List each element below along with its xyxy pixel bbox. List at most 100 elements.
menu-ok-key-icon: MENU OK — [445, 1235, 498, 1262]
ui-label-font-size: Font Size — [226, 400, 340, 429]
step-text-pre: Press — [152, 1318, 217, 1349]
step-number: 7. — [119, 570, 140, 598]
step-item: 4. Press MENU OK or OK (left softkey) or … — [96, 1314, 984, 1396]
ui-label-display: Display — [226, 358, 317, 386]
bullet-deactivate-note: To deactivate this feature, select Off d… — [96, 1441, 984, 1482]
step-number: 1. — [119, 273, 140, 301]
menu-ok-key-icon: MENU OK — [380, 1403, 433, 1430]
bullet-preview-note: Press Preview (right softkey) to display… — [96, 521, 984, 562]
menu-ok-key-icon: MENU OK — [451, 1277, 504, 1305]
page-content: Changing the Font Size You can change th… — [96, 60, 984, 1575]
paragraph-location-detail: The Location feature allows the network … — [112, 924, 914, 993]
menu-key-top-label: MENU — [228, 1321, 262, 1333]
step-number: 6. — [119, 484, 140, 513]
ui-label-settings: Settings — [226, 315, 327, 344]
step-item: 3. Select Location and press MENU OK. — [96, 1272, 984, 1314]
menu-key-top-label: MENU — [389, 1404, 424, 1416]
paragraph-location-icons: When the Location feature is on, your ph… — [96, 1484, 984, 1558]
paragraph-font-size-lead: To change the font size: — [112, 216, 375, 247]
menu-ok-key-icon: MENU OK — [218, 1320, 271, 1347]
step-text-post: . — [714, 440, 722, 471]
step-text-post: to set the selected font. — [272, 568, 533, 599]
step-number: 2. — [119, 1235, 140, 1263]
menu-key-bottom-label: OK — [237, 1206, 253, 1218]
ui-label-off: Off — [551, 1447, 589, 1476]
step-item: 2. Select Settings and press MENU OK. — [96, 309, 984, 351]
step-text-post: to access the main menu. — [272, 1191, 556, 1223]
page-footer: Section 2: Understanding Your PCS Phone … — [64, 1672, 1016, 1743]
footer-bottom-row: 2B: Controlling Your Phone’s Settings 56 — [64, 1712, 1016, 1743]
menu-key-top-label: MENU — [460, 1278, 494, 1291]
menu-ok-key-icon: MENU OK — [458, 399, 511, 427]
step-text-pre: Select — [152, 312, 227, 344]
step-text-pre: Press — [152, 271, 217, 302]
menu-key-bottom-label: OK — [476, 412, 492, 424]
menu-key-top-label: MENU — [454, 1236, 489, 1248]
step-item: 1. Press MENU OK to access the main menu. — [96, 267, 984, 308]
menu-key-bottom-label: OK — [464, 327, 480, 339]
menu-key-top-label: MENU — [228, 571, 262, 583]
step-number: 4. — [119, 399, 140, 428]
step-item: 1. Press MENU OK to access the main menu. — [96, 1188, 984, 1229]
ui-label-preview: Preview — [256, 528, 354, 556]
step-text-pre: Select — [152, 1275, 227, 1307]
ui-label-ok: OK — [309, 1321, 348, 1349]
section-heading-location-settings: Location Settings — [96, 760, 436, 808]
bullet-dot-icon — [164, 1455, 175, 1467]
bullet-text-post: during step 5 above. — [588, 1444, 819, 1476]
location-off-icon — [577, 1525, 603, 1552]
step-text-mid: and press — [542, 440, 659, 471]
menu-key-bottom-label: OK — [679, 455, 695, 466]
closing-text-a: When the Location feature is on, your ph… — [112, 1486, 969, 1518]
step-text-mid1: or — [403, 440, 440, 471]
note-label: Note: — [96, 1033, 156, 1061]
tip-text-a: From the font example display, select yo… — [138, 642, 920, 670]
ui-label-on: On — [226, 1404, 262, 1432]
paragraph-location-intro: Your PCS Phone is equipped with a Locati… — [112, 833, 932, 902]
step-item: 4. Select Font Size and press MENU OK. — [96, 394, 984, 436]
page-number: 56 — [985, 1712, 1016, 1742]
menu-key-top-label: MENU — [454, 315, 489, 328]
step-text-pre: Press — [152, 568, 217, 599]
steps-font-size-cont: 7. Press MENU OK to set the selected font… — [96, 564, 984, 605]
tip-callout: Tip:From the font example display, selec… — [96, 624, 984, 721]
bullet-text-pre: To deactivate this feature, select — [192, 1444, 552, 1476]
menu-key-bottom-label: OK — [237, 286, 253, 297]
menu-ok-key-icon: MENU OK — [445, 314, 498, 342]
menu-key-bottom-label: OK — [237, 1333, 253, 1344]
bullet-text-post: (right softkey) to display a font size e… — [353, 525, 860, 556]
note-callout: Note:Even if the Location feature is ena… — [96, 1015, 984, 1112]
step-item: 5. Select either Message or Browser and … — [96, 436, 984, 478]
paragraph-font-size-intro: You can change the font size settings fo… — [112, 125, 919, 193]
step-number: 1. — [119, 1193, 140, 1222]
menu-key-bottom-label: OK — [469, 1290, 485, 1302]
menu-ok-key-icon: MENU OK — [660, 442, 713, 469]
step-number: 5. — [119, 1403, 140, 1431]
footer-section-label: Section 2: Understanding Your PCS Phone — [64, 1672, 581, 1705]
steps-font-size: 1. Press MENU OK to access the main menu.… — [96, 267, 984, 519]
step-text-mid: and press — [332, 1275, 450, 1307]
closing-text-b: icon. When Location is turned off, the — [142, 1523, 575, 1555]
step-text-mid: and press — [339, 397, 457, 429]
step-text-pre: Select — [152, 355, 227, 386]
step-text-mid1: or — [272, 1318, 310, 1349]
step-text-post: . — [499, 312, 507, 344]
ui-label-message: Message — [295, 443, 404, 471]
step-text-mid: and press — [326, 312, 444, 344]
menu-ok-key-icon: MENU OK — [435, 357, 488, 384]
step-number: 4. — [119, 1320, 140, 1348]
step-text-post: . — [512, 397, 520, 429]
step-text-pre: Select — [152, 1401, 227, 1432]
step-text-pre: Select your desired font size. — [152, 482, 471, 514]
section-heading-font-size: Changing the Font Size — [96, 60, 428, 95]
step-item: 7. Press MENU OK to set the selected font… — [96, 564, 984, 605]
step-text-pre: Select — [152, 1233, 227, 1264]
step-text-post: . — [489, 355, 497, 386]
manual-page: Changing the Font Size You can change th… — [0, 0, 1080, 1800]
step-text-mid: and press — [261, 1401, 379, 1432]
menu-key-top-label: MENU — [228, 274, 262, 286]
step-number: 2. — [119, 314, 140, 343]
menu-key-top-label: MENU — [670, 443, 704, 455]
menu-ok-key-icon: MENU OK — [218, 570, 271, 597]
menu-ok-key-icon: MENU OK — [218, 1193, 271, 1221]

--------

● **EXERCISE INSTRUCTIONS**: Switch every "softkey" in the listing to "soft key" and give all of its lines again, with everything else left unchanged.

● **WRITTEN SOLUTION**:
List each element below along with its xyxy pixel bbox. List at most 100 elements.
menu-ok-key-icon: MENU OK — [445, 1235, 498, 1262]
ui-label-font-size: Font Size — [226, 400, 340, 429]
step-text-pre: Press — [152, 1318, 217, 1349]
step-number: 7. — [119, 570, 140, 598]
step-item: 4. Press MENU OK or OK (left soft key) or … — [96, 1314, 984, 1396]
ui-label-display: Display — [226, 358, 317, 386]
bullet-deactivate-note: To deactivate this feature, select Off d… — [96, 1441, 984, 1482]
step-number: 1. — [119, 273, 140, 301]
menu-ok-key-icon: MENU OK — [380, 1403, 433, 1430]
bullet-preview-note: Press Preview (right soft key) to display… — [96, 521, 984, 562]
menu-ok-key-icon: MENU OK — [451, 1277, 504, 1305]
page-content: Changing the Font Size You can change th… — [96, 60, 984, 1575]
paragraph-location-detail: The Location feature allows the network … — [112, 924, 914, 993]
menu-key-top-label: MENU — [228, 1321, 262, 1333]
step-number: 6. — [119, 484, 140, 513]
ui-label-settings: Settings — [226, 315, 327, 344]
step-item: 3. Select Location and press MENU OK. — [96, 1272, 984, 1314]
menu-key-top-label: MENU — [389, 1404, 424, 1416]
paragraph-location-icons: When the Location feature is on, your ph… — [96, 1484, 984, 1558]
paragraph-font-size-lead: To change the font size: — [112, 216, 375, 247]
menu-ok-key-icon: MENU OK — [218, 1320, 271, 1347]
step-text-post: . — [714, 440, 722, 471]
step-text-post: to set the selected font. — [272, 568, 533, 599]
step-number: 2. — [119, 1235, 140, 1263]
menu-key-bottom-label: OK — [237, 1206, 253, 1218]
ui-label-off: Off — [551, 1447, 589, 1476]
step-item: 2. Select Settings and press MENU OK. — [96, 309, 984, 351]
step-text-post: to access the main menu. — [272, 1191, 556, 1223]
page-footer: Section 2: Understanding Your PCS Phone … — [64, 1672, 1016, 1743]
footer-bottom-row: 2B: Controlling Your Phone’s Settings 56 — [64, 1712, 1016, 1743]
menu-key-top-label: MENU — [460, 1278, 494, 1291]
menu-ok-key-icon: MENU OK — [458, 399, 511, 427]
step-text-pre: Select — [152, 312, 227, 344]
step-text-pre: Press — [152, 271, 217, 302]
menu-key-bottom-label: OK — [476, 412, 492, 424]
menu-key-top-label: MENU — [454, 1236, 489, 1248]
step-item: 1. Press MENU OK to access the main menu. — [96, 267, 984, 308]
menu-key-bottom-label: OK — [464, 327, 480, 339]
menu-key-top-label: MENU — [228, 571, 262, 583]
step-number: 4. — [119, 399, 140, 428]
step-item: 1. Press MENU OK to access the main menu. — [96, 1188, 984, 1229]
ui-label-preview: Preview — [256, 528, 354, 556]
step-text-pre: Select — [152, 1275, 227, 1307]
ui-label-ok: OK — [309, 1321, 348, 1349]
section-heading-location-settings: Location Settings — [96, 760, 436, 808]
bullet-dot-icon — [164, 1455, 175, 1467]
bullet-text-post: during step 5 above. — [588, 1444, 819, 1476]
location-off-icon — [577, 1525, 603, 1552]
step-text-mid: and press — [542, 440, 659, 471]
menu-key-bottom-label: OK — [679, 455, 695, 466]
closing-text-a: When the Location feature is on, your ph… — [112, 1486, 969, 1518]
step-text-mid1: or — [403, 440, 440, 471]
note-label: Note: — [96, 1033, 156, 1061]
tip-text-a: From the font example display, select yo… — [138, 642, 920, 670]
ui-label-on: On — [226, 1404, 262, 1432]
paragraph-location-intro: Your PCS Phone is equipped with a Locati… — [112, 833, 932, 902]
step-item: 4. Select Font Size and press MENU OK. — [96, 394, 984, 436]
page-number: 56 — [985, 1712, 1016, 1742]
menu-key-top-label: MENU — [454, 315, 489, 328]
step-text-pre: Press — [152, 568, 217, 599]
steps-font-size-cont: 7. Press MENU OK to set the selected font… — [96, 564, 984, 605]
tip-callout: Tip:From the font example display, selec… — [96, 624, 984, 721]
bullet-text-pre: To deactivate this feature, select — [192, 1444, 552, 1476]
menu-key-bottom-label: OK — [237, 286, 253, 297]
menu-ok-key-icon: MENU OK — [445, 314, 498, 342]
menu-key-bottom-label: OK — [237, 1333, 253, 1344]
bullet-text-post: (right soft key) to display a font size e… — [353, 525, 860, 556]
note-callout: Note:Even if the Location feature is ena… — [96, 1015, 984, 1112]
step-item: 5. Select either Message or Browser and … — [96, 436, 984, 478]
paragraph-font-size-intro: You can change the font size settings fo… — [112, 125, 919, 193]
step-number: 1. — [119, 1193, 140, 1222]
menu-key-bottom-label: OK — [469, 1290, 485, 1302]
menu-ok-key-icon: MENU OK — [660, 442, 713, 469]
step-number: 5. — [119, 1403, 140, 1431]
footer-section-label: Section 2: Understanding Your PCS Phone — [64, 1672, 581, 1705]
steps-font-size: 1. Press MENU OK to access the main menu.… — [96, 267, 984, 519]
step-text-mid: and press — [332, 1275, 450, 1307]
closing-text-b: icon. When Location is turned off, the — [142, 1523, 575, 1555]
step-text-mid: and press — [339, 397, 457, 429]
step-text-pre: Select — [152, 355, 227, 386]
step-text-mid1: or — [272, 1318, 310, 1349]
step-text-post: . — [499, 312, 507, 344]
ui-label-message: Message — [295, 443, 404, 471]
step-text-mid: and press — [326, 312, 444, 344]
menu-ok-key-icon: MENU OK — [435, 357, 488, 384]
step-number: 4. — [119, 1320, 140, 1348]
step-text-post: . — [512, 397, 520, 429]
step-text-pre: Select — [152, 1401, 227, 1432]
step-text-pre: Select your desired font size. — [152, 482, 471, 514]
section-heading-font-size: Changing the Font Size — [96, 60, 428, 95]
step-item: 7. Press MENU OK to set the selected font… — [96, 564, 984, 605]
step-text-pre: Select — [152, 1233, 227, 1264]
step-text-post: . — [489, 355, 497, 386]
manual-page: Changing the Font Size You can change th… — [0, 0, 1080, 1800]
step-text-mid: and press — [261, 1401, 379, 1432]
menu-key-top-label: MENU — [228, 274, 262, 286]
step-number: 2. — [119, 314, 140, 343]
menu-key-top-label: MENU — [670, 443, 704, 455]
menu-ok-key-icon: MENU OK — [218, 570, 271, 597]
menu-ok-key-icon: MENU OK — [218, 1193, 271, 1221]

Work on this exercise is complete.